● TASK OBJECTIVE
Pull out everything from the line containing "Text: N: N (124, 209, 132, 219)" down to the line containing "y-tick-label: 6,012 [63, 106, 117, 132]", both ends included, and reproduce those lines word for word. Omit the pictures.

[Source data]
.....

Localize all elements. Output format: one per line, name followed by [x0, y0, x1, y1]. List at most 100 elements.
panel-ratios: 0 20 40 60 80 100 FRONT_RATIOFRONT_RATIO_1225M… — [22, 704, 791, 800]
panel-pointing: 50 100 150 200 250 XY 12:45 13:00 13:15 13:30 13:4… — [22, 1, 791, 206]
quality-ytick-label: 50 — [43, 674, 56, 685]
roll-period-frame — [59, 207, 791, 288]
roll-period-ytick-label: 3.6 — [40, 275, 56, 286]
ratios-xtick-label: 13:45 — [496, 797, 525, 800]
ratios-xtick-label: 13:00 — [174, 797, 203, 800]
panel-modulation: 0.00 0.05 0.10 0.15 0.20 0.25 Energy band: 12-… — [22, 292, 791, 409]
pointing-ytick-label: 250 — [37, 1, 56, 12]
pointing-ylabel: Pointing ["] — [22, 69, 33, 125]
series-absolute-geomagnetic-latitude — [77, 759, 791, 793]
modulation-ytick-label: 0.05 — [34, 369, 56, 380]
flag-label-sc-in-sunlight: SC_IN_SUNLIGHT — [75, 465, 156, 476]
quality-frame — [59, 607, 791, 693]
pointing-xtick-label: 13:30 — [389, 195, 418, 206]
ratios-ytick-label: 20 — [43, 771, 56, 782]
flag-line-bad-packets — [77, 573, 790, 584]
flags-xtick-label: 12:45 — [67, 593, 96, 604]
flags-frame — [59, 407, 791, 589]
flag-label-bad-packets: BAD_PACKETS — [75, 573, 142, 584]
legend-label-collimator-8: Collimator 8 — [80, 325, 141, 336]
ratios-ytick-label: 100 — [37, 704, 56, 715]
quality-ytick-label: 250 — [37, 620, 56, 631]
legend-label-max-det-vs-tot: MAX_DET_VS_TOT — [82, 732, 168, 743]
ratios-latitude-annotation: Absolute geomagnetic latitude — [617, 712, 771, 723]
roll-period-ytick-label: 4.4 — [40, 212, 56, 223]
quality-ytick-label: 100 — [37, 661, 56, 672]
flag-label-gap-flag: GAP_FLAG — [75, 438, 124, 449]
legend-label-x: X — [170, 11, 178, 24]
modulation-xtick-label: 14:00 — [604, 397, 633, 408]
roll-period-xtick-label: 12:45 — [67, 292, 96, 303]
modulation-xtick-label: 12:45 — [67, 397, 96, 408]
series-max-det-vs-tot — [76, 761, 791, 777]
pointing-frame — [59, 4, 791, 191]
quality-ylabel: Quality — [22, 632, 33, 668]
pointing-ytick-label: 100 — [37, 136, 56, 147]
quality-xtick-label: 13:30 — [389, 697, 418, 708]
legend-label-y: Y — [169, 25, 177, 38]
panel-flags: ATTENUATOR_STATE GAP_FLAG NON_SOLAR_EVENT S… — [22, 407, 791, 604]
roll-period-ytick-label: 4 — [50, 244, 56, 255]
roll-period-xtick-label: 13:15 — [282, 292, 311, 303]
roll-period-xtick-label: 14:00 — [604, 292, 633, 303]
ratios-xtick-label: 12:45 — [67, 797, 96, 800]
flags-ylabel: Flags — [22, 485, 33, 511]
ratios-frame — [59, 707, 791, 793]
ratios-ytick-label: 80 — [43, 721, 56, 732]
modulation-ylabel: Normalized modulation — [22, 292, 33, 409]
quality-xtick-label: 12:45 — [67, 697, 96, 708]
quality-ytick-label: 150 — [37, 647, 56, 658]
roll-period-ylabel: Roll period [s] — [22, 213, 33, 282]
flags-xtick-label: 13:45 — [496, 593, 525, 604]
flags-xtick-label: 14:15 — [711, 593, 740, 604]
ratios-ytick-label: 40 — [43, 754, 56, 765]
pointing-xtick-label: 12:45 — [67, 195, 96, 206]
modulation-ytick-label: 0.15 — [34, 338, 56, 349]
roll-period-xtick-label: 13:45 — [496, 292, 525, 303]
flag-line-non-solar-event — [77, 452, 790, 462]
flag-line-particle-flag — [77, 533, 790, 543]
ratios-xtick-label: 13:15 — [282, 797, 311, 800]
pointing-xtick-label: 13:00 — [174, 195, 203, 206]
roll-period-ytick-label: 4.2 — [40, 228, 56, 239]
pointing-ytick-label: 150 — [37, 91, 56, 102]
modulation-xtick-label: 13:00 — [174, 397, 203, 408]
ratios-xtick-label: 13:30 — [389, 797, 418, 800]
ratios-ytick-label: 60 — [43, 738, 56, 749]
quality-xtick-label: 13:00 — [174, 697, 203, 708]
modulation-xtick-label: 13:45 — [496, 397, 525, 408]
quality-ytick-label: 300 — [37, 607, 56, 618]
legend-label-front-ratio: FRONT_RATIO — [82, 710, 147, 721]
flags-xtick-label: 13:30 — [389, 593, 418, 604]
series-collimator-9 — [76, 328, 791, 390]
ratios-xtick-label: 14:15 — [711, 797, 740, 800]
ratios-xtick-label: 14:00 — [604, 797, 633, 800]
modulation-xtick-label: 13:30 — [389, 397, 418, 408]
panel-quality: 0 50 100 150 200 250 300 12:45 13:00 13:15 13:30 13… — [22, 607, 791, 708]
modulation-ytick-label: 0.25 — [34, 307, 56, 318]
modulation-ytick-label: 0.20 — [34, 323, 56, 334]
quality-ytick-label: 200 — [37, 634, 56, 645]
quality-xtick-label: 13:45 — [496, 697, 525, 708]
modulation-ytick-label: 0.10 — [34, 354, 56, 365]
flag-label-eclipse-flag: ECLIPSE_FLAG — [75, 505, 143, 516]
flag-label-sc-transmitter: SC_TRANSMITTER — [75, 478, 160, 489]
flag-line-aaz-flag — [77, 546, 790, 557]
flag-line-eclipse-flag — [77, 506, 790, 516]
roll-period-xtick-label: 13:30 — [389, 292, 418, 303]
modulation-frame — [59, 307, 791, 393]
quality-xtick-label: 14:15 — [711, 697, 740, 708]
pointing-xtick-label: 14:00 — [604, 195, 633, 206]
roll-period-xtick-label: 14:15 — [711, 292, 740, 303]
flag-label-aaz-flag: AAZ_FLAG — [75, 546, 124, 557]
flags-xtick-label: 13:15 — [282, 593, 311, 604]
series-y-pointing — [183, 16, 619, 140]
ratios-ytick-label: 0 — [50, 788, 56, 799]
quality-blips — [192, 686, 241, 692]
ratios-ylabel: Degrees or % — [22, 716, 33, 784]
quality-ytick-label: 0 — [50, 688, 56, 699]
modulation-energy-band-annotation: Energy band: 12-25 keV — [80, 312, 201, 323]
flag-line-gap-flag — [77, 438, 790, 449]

.....

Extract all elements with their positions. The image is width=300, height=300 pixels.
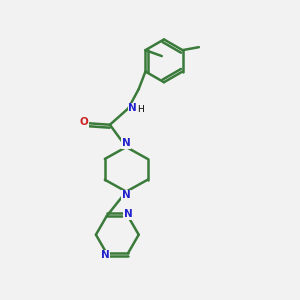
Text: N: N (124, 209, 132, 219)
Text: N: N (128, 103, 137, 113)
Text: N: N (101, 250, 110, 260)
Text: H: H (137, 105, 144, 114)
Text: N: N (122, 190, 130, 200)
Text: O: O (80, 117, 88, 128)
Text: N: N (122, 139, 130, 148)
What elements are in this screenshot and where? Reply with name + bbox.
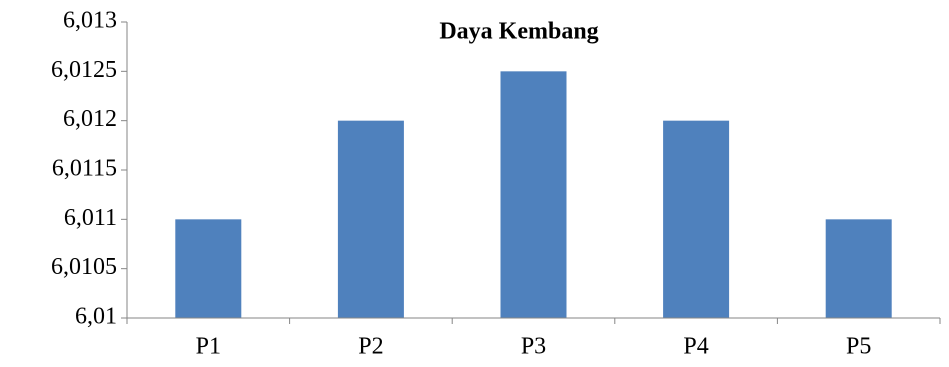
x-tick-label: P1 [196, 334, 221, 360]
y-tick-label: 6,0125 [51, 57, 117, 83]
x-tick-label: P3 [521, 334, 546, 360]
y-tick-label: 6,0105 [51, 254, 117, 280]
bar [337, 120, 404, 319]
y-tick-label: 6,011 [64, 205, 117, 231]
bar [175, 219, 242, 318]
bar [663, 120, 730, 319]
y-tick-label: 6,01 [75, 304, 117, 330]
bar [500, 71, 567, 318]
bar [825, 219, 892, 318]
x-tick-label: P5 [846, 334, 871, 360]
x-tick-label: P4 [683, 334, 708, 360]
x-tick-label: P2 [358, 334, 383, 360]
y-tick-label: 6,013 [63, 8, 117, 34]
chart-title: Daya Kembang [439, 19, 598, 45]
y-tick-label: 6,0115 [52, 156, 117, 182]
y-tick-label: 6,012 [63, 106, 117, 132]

.....

● RESPONSE TO THE EXERCISE
Text: N: N (124, 209, 132, 219)
Text: N: N (128, 103, 137, 113)
Text: N: N (101, 250, 110, 260)
Text: H: H (137, 105, 144, 114)
Text: N: N (122, 190, 130, 200)
Text: O: O (80, 117, 88, 128)
Text: N: N (122, 139, 130, 148)
What elements are in this screenshot and where? Reply with name + bbox.
x-tick-label: P1 [196, 334, 221, 360]
y-tick-label: 6,0125 [51, 57, 117, 83]
x-tick-label: P3 [521, 334, 546, 360]
y-tick-label: 6,0105 [51, 254, 117, 280]
bar [337, 120, 404, 319]
y-tick-label: 6,011 [64, 205, 117, 231]
bar [175, 219, 242, 318]
bar [663, 120, 730, 319]
y-tick-label: 6,01 [75, 304, 117, 330]
bar [500, 71, 567, 318]
bar [825, 219, 892, 318]
x-tick-label: P5 [846, 334, 871, 360]
x-tick-label: P4 [683, 334, 708, 360]
x-tick-label: P2 [358, 334, 383, 360]
y-tick-label: 6,013 [63, 8, 117, 34]
chart-title: Daya Kembang [439, 19, 598, 45]
y-tick-label: 6,0115 [52, 156, 117, 182]
y-tick-label: 6,012 [63, 106, 117, 132]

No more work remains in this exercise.